Requirements
Copy out all of the data below with no alterations.
— Start —
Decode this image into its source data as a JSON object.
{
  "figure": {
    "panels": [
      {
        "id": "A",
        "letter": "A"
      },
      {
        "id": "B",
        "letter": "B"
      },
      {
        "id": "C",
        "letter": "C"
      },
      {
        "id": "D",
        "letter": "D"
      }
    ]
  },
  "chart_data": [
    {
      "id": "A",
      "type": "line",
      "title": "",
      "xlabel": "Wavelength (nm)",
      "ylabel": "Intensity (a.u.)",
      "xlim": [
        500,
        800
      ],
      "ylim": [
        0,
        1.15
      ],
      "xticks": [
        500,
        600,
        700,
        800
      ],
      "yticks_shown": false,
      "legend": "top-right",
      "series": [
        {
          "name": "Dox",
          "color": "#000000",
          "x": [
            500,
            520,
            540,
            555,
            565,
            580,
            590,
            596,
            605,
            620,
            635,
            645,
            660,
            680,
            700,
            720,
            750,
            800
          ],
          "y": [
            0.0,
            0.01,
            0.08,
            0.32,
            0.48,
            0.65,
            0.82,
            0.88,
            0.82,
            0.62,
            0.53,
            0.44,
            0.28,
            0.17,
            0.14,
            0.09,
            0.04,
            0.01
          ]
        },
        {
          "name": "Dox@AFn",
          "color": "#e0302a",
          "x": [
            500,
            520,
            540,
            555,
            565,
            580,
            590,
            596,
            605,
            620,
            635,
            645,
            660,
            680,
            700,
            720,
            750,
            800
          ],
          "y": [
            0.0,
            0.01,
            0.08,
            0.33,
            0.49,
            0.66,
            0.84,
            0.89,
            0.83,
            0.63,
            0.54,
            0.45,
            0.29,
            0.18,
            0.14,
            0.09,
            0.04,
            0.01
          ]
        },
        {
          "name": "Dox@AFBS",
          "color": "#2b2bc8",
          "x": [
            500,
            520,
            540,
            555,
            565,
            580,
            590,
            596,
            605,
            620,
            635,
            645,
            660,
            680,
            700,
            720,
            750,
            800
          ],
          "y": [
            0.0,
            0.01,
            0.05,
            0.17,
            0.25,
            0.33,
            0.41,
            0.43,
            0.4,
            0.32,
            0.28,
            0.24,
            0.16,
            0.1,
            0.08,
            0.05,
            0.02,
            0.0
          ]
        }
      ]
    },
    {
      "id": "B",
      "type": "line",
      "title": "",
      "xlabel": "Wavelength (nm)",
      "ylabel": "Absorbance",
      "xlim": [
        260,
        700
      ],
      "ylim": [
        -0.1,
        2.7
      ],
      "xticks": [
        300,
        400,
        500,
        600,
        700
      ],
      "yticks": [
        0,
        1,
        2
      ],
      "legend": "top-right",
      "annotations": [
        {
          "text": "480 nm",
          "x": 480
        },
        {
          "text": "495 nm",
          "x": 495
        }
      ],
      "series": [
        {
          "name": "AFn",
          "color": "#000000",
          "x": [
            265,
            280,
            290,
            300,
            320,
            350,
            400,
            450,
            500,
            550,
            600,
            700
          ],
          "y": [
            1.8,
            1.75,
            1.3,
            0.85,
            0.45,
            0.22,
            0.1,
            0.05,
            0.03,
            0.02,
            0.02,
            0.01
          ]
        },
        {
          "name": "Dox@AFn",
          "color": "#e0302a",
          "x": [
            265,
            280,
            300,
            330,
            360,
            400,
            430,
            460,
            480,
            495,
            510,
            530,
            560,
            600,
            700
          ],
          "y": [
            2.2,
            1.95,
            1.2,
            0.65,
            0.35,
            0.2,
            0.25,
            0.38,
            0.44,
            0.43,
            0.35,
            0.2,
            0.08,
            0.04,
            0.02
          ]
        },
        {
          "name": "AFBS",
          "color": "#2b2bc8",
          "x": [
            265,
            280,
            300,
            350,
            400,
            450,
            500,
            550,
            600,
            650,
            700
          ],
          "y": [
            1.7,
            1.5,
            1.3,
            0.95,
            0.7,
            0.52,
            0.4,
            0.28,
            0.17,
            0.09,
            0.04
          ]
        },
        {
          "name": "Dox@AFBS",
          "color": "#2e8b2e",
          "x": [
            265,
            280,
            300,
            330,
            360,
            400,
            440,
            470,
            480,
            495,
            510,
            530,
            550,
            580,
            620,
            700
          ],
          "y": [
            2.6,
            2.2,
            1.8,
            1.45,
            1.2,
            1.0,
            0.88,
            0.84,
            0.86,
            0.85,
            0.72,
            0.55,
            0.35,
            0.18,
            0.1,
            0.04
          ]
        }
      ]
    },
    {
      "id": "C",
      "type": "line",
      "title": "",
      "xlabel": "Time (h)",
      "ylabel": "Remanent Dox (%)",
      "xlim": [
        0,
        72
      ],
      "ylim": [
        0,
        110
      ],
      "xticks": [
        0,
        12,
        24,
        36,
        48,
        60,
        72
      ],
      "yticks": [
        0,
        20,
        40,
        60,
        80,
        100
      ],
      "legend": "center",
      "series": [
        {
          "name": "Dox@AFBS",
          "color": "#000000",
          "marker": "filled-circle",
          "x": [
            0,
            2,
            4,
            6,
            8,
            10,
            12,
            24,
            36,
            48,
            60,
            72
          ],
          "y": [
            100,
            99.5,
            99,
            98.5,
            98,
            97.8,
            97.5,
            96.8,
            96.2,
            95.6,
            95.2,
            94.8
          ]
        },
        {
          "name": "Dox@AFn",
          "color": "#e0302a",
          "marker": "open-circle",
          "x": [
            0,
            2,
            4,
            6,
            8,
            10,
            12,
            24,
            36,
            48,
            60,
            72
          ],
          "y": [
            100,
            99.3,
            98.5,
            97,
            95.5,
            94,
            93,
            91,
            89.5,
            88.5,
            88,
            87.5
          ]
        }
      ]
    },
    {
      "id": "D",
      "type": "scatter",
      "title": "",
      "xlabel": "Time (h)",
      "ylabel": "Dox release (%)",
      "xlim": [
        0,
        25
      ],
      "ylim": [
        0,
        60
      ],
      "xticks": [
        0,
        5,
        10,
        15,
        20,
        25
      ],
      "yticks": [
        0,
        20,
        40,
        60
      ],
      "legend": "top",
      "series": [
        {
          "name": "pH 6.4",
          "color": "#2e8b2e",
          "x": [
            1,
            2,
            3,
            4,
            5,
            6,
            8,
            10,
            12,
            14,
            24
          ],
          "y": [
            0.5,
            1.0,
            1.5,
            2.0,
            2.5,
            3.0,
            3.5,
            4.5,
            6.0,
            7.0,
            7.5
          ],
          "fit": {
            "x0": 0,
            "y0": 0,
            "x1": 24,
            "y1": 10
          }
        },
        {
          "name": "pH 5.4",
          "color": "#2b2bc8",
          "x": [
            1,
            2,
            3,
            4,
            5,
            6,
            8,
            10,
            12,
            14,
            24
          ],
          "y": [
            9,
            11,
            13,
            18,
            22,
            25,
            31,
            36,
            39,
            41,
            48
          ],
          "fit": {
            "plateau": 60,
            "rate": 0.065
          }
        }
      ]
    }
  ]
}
— End —
Solved problem
Decode this image into its source data as a JSON object.
{
  "figure": {
    "panels": [
      {
        "id": "A",
        "letter": "A"
      },
      {
        "id": "B",
        "letter": "B"
      },
      {
        "id": "C",
        "letter": "C"
      },
      {
        "id": "D",
        "letter": "D"
      }
    ]
  },
  "chart_data": [
    {
      "id": "A",
      "type": "line",
      "title": "",
      "xlabel": "Wavelength (nm)",
      "ylabel": "Intensity (a.u.)",
      "xlim": [
        500,
        800
      ],
      "ylim": [
        0,
        1.15
      ],
      "xticks": [
        500,
        600,
        700,
        800
      ],
      "yticks_shown": false,
      "legend": "top-right",
      "series": [
        {
          "name": "Dox",
          "color": "#000000",
          "x": [
            500,
            520,
            540,
            555,
            565,
            580,
            590,
            596,
            605,
            620,
            635,
            645,
            660,
            680,
            700,
            720,
            750,
            800
          ],
          "y": [
            0.0,
            0.01,
            0.08,
            0.32,
            0.48,
            0.65,
            0.82,
            0.88,
            0.82,
            0.62,
            0.53,
            0.44,
            0.28,
            0.17,
            0.14,
            0.09,
            0.04,
            0.01
          ]
        },
        {
          "name": "Dox@AFn",
          "color": "#e0302a",
          "x": [
            500,
            520,
            540,
            555,
            565,
            580,
            590,
            596,
            605,
            620,
            635,
            645,
            660,
            680,
            700,
            720,
            750,
            800
          ],
          "y": [
            0.0,
            0.01,
            0.08,
            0.33,
            0.49,
            0.66,
            0.84,
            0.89,
            0.83,
            0.63,
            0.54,
            0.45,
            0.29,
            0.18,
            0.14,
            0.09,
            0.04,
            0.01
          ]
        },
        {
          "name": "Dox@AFBS",
          "color": "#2b2bc8",
          "x": [
            500,
            520,
            540,
            555,
            565,
            580,
            590,
            596,
            605,
            620,
            635,
            645,
            660,
            680,
            700,
            720,
            750,
            800
          ],
          "y": [
            0.0,
            0.01,
            0.05,
            0.17,
            0.25,
            0.33,
            0.41,
            0.43,
            0.4,
            0.32,
            0.28,
            0.24,
            0.16,
            0.1,
            0.08,
            0.05,
            0.02,
            0.0
          ]
        }
      ]
    },
    {
      "id": "B",
      "type": "line",
      "title": "",
      "xlabel": "Wavelength (nm)",
      "ylabel": "Absorbance",
      "xlim": [
        260,
        700
      ],
      "ylim": [
        -0.1,
        2.7
      ],
      "xticks": [
        300,
        400,
        500,
        600,
        700
      ],
      "yticks": [
        0,
        1,
        2
      ],
      "legend": "top-right",
      "annotations": [
        {
          "text": "480 nm",
          "x": 480
        },
        {
          "text": "495 nm",
          "x": 495
        }
      ],
      "series": [
        {
          "name": "AFn",
          "color": "#000000",
          "x": [
            265,
            280,
            290,
            300,
            320,
            350,
            400,
            450,
            500,
            550,
            600,
            700
          ],
          "y": [
            1.8,
            1.75,
            1.3,
            0.85,
            0.45,
            0.22,
            0.1,
            0.05,
            0.03,
            0.02,
            0.02,
            0.01
          ]
        },
        {
          "name": "Dox@AFn",
          "color": "#e0302a",
          "x": [
            265,
            280,
            300,
            330,
            360,
            400,
            430,
            460,
            480,
            495,
            510,
            530,
            560,
            600,
            700
          ],
          "y": [
            2.2,
            1.95,
            1.2,
            0.65,
            0.35,
            0.2,
            0.25,
            0.38,
            0.44,
            0.43,
            0.35,
            0.2,
            0.08,
            0.04,
            0.02
          ]
        },
        {
          "name": "AFBS",
          "color": "#2b2bc8",
          "x": [
            265,
            280,
            300,
            350,
            400,
            450,
            500,
            550,
            600,
            650,
            700
          ],
          "y": [
            1.7,
            1.5,
            1.3,
            0.95,
            0.7,
            0.52,
            0.4,
            0.28,
            0.17,
            0.09,
            0.04
          ]
        },
        {
          "name": "Dox@AFBS",
          "color": "#2e8b2e",
          "x": [
            265,
            280,
            300,
            330,
            360,
            400,
            440,
            470,
            480,
            495,
            510,
            530,
            550,
            580,
            620,
            700
          ],
          "y": [
            2.6,
            2.2,
            1.8,
            1.45,
            1.2,
            1.0,
            0.88,
            0.84,
            0.86,
            0.85,
            0.72,
            0.55,
            0.35,
            0.18,
            0.1,
            0.04
          ]
        }
      ]
    },
    {
      "id": "C",
      "type": "line",
      "title": "",
      "xlabel": "Time (h)",
      "ylabel": "Remanent Dox (%)",
      "xlim": [
        0,
        72
      ],
      "ylim": [
        0,
        110
      ],
      "xticks": [
        0,
        12,
        24,
        36,
        48,
        60,
        72
      ],
      "yticks": [
        0,
        20,
        40,
        60,
        80,
        100
      ],
      "legend": "center",
      "series": [
        {
          "name": "Dox@AFBS",
          "color": "#000000",
          "marker": "filled-circle",
          "x": [
            0,
            2,
            4,
            6,
            8,
            10,
            12,
            24,
            36,
            48,
            60,
            72
          ],
          "y": [
            100,
            99.5,
            99,
            98.5,
            98,
            97.8,
            97.5,
            96.8,
            96.2,
            95.6,
            95.2,
            94.8
          ]
        },
        {
          "name": "Dox@AFn",
          "color": "#e0302a",
          "marker": "open-circle",
          "x": [
            0,
            2,
            4,
            6,
            8,
            10,
            12,
            24,
            36,
            48,
            60,
            72
          ],
          "y": [
            100,
            99.3,
            98.5,
            97,
            95.5,
            94,
            93,
            91,
            89.5,
            88.5,
            88,
            87.5
          ]
        }
      ]
    },
    {
      "id": "D",
      "type": "scatter",
      "title": "",
      "xlabel": "Time (h)",
      "ylabel": "Dox release (%)",
      "xlim": [
        0,
        25
      ],
      "ylim": [
        0,
        60
      ],
      "xticks": [
        0,
        5,
        10,
        15,
        20,
        25
      ],
      "yticks": [
        0,
        20,
        40,
        60
      ],
      "legend": "top",
      "series": [
        {
          "name": "pH 6.4",
          "color": "#2e8b2e",
          "x": [
            1,
            2,
            3,
            4,
            5,
            6,
            8,
            10,
            12,
            14,
            24
          ],
          "y": [
            0.5,
            1.0,
            1.5,
            2.0,
            2.5,
            3.0,
            3.5,
            4.5,
            6.0,
            7.0,
            7.5
          ],
          "fit": {
            "x0": 0,
            "y0": 0,
            "x1": 24,
            "y1": 10
          }
        },
        {
          "name": "pH 5.4",
          "color": "#2b2bc8",
          "x": [
            1,
            2,
            3,
            4,
            5,
            6,
            8,
            10,
            12,
            14,
            24
          ],
          "y": [
            9,
            11,
            13,
            18,
            22,
            25,
            31,
            36,
            39,
            41,
            48
          ],
          "fit": {
            "plateau": 60,
            "rate": 0.065
          }
        }
      ]
    }
  ]
}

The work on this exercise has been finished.